TASK PROMPT: Provide a single number: the count of lines containing the string "abbr".

RECORD EXCERPTS:
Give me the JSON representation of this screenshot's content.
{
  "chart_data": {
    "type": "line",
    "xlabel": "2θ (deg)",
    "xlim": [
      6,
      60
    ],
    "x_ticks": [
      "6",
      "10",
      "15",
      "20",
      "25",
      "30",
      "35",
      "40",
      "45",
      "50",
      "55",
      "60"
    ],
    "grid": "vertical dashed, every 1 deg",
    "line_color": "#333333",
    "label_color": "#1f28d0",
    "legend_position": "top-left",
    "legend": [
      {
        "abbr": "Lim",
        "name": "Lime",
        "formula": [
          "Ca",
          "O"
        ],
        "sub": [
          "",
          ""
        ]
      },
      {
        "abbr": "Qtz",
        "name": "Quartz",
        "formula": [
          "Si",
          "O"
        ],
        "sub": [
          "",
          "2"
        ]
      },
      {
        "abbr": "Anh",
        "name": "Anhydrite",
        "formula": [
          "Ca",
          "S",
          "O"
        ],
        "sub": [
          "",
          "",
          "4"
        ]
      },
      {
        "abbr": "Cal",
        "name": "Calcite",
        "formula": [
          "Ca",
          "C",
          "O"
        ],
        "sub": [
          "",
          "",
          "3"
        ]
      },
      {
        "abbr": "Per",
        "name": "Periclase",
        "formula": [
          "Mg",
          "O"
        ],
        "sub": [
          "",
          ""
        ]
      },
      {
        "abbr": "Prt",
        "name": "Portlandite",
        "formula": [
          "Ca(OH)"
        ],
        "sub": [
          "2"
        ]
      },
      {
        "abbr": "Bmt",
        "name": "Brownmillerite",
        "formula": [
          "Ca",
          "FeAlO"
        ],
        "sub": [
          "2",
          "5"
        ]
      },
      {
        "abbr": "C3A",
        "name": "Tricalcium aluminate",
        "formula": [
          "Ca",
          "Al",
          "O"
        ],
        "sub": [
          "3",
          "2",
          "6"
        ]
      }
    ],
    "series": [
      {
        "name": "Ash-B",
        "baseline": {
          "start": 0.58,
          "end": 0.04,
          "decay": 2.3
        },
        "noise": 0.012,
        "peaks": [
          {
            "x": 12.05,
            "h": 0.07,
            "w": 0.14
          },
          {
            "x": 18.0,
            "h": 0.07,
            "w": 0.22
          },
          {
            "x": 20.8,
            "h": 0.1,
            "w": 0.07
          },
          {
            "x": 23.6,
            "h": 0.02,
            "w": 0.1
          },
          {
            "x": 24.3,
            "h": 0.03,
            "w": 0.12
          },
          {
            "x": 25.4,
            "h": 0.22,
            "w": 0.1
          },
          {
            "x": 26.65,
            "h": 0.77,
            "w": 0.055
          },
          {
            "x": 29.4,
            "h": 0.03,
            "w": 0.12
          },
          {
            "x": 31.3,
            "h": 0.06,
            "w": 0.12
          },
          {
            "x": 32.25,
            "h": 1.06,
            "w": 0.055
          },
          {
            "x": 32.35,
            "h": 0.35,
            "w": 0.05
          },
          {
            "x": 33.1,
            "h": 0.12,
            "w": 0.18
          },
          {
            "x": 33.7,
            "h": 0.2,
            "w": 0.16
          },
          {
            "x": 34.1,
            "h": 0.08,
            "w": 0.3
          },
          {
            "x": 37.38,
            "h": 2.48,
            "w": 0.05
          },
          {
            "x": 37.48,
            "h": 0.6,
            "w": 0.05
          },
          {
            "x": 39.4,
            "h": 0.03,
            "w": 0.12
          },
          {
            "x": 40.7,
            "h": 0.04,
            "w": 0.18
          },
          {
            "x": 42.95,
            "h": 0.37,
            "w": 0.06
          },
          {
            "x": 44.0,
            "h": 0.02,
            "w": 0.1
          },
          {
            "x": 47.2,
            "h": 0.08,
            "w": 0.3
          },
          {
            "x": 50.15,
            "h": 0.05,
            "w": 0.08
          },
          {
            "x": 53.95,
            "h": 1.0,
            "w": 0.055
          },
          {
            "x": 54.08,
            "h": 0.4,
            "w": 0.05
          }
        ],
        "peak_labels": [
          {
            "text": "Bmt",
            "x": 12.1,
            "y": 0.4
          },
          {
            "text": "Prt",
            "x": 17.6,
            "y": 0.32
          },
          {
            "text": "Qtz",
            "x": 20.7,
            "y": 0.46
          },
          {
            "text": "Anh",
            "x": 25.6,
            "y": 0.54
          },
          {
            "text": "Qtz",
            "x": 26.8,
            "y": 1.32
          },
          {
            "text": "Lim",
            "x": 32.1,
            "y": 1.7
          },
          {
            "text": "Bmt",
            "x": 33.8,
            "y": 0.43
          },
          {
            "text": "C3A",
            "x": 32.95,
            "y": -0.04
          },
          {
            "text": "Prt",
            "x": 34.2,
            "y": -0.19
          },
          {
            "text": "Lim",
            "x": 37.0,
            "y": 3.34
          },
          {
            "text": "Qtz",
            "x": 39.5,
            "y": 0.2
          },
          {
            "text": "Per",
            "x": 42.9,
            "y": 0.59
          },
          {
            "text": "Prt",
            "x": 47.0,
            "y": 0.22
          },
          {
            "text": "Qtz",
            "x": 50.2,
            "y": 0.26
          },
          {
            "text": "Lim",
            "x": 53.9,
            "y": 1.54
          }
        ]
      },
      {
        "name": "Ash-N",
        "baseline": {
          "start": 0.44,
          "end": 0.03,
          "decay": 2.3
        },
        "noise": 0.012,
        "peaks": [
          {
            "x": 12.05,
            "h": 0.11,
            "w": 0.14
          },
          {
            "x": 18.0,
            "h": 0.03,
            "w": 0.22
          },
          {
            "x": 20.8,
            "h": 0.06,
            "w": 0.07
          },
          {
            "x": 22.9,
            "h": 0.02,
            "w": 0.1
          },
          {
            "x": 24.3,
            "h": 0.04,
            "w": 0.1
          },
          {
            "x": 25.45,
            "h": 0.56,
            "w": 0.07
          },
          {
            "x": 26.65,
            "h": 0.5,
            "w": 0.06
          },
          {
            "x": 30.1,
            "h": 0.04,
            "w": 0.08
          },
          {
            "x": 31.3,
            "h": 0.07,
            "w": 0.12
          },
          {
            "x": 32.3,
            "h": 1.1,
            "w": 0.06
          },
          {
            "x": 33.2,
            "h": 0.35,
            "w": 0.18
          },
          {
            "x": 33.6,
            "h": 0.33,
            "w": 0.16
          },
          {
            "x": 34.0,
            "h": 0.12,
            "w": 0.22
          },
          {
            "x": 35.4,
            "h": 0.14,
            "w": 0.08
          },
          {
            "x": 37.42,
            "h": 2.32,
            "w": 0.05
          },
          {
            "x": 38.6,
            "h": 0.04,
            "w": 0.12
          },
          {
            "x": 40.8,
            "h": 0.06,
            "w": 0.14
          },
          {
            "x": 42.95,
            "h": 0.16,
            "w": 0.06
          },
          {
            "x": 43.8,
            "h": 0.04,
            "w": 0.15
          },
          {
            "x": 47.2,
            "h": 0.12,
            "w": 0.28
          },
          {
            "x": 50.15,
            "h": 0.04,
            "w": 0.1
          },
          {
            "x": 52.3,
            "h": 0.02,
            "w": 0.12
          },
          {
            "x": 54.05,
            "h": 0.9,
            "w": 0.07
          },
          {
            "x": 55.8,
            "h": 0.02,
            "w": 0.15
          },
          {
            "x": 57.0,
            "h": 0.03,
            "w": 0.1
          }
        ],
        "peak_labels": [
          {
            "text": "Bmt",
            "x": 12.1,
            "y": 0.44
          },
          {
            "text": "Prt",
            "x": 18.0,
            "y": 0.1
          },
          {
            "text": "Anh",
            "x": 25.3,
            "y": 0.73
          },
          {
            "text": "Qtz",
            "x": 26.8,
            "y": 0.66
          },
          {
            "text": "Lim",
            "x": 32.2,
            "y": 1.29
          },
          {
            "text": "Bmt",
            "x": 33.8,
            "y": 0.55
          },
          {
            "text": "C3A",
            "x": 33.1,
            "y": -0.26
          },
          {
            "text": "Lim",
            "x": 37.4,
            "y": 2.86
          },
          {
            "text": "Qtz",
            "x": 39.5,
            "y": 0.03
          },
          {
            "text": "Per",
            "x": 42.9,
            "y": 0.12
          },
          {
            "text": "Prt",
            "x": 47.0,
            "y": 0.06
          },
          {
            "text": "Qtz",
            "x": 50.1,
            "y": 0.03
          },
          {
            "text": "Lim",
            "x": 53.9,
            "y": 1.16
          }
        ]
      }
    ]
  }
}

CORRECT ANSWER: 8